Job:
Scan the entries below for the word "Goal". Copy each line that has it.

Data supplied:
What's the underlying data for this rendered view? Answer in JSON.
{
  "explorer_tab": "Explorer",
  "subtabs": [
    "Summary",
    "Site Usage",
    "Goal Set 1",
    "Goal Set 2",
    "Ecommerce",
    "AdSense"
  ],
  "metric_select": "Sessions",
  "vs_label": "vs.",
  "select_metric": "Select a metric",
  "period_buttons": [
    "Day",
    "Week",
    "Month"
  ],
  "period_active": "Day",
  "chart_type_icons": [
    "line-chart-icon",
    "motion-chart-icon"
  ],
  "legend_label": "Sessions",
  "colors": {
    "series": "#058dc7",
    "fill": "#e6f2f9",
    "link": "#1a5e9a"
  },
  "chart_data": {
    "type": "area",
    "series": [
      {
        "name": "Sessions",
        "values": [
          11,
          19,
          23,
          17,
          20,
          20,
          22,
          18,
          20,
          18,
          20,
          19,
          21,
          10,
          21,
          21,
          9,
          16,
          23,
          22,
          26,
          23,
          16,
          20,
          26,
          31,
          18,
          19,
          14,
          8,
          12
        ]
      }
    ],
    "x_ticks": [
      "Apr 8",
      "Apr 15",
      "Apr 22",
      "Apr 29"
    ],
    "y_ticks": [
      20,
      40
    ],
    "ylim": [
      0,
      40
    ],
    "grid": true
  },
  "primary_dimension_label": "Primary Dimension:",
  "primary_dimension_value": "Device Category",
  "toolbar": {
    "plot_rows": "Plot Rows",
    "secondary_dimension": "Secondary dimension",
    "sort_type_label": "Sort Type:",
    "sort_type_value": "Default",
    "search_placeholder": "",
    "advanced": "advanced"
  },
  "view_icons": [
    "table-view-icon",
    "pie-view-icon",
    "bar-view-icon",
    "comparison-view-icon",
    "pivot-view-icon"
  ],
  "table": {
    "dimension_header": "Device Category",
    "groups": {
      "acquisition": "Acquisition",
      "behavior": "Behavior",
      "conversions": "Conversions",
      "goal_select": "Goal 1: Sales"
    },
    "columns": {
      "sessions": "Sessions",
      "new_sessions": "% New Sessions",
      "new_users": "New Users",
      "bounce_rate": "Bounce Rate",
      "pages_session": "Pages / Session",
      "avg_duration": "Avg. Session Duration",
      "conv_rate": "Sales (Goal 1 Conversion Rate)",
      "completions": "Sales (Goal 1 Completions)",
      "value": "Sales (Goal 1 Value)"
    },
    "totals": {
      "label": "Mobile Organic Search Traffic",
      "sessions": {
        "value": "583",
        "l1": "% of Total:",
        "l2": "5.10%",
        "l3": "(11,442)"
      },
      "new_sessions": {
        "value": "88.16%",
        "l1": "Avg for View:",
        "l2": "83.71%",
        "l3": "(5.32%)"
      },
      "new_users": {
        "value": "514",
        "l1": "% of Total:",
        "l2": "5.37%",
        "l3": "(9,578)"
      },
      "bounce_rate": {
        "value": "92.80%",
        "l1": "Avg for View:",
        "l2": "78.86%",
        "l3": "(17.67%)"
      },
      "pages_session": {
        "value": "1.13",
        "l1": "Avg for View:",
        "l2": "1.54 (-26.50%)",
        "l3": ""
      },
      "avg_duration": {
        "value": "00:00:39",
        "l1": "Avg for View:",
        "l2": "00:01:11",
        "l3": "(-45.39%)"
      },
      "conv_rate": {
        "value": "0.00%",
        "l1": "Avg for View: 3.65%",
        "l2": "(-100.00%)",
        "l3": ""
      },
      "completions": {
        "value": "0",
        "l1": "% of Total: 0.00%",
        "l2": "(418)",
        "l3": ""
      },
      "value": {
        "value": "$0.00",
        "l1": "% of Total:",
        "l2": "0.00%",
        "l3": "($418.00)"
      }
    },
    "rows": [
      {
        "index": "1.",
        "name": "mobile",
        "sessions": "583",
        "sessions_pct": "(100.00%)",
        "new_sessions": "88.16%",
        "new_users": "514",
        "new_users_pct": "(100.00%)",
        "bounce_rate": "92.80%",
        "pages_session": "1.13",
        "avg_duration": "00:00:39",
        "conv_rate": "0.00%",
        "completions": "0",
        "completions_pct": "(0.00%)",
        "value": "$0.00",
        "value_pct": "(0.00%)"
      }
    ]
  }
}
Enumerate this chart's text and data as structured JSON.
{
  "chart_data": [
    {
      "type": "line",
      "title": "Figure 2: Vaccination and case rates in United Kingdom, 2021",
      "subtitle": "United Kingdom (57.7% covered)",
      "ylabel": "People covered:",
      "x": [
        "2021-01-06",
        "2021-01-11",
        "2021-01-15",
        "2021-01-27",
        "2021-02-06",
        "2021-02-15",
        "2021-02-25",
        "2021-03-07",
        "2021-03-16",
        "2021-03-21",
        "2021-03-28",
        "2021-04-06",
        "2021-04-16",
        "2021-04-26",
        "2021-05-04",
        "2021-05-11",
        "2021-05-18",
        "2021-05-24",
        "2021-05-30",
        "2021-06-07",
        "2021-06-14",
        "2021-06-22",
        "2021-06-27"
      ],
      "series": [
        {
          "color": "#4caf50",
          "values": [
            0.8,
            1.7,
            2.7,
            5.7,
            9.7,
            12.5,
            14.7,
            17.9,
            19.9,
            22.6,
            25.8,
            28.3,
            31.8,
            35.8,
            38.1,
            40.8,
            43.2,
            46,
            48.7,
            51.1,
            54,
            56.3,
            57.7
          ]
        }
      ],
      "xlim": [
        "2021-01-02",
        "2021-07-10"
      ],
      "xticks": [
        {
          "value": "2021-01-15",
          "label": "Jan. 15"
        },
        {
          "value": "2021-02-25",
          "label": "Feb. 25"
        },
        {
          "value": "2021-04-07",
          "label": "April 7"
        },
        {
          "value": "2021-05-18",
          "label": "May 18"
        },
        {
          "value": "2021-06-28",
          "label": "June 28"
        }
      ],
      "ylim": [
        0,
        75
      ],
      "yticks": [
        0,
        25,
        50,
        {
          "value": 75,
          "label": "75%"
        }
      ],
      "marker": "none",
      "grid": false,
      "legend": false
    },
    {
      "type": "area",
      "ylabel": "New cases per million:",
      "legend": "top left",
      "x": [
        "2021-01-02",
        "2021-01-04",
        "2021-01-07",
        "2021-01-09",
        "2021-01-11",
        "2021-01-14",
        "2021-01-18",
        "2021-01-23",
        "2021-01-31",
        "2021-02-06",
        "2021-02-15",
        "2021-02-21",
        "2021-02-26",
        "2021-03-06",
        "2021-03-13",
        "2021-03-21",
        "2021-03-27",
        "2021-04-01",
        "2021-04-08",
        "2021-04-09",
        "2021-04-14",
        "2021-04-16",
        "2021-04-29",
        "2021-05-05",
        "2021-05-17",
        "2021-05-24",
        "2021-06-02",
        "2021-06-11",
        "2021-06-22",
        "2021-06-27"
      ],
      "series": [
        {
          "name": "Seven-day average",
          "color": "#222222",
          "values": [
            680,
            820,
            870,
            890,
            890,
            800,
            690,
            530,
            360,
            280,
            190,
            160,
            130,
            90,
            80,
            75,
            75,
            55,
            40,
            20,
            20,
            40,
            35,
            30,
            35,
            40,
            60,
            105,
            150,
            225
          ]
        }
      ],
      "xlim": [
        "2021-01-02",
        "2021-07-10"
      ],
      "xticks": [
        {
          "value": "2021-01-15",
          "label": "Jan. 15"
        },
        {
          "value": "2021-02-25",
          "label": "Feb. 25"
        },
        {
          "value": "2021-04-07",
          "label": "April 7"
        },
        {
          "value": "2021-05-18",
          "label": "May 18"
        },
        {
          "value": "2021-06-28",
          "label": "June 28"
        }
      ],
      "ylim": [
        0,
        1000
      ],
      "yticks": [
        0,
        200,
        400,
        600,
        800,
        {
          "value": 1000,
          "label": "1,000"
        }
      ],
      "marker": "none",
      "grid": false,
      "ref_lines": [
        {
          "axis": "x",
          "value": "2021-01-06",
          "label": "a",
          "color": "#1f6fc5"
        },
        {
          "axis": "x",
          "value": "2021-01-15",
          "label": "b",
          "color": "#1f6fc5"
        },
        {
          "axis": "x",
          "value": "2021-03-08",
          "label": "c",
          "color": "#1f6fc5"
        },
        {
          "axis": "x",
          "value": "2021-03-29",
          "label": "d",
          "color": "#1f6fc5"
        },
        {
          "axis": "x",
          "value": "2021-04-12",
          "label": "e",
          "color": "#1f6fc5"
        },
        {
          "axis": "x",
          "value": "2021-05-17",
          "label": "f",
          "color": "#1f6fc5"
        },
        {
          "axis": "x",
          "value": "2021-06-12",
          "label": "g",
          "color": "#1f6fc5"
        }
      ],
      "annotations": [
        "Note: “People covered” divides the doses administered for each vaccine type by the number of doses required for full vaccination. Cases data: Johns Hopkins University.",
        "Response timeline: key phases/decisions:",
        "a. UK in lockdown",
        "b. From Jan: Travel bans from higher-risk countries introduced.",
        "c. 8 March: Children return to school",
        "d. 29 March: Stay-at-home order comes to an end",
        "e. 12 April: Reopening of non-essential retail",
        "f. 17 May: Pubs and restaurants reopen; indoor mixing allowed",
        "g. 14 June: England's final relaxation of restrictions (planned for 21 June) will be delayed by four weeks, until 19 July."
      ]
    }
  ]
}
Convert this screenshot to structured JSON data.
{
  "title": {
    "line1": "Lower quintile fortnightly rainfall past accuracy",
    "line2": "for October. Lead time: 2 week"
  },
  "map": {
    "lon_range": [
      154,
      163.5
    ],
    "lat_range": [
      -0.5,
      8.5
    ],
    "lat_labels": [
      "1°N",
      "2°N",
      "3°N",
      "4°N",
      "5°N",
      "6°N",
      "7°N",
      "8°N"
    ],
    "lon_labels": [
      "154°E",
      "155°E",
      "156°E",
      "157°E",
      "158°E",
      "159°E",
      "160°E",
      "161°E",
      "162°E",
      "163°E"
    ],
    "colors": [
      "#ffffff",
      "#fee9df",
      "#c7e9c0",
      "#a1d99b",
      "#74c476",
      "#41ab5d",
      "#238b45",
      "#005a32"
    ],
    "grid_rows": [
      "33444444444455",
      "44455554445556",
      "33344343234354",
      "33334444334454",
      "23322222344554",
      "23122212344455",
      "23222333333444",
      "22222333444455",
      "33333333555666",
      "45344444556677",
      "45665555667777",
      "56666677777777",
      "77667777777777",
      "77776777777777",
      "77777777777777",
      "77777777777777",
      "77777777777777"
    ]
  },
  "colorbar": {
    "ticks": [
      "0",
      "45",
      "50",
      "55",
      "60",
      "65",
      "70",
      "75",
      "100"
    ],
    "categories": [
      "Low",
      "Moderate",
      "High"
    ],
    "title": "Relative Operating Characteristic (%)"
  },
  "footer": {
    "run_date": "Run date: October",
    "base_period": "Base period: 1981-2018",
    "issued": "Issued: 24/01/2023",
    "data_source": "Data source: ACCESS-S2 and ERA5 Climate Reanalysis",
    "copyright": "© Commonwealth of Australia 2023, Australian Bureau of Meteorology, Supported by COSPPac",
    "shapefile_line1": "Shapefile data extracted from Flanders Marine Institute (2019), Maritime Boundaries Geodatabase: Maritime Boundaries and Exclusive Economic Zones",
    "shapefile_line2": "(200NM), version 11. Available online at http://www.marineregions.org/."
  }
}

Finished exercise:
    "Goal Set 1",
    "Goal Set 2",
      "goal_select": "Goal 1: Sales"
      "conv_rate": "Sales (Goal 1 Conversion Rate)",
      "completions": "Sales (Goal 1 Completions)",
      "value": "Sales (Goal 1 Value)"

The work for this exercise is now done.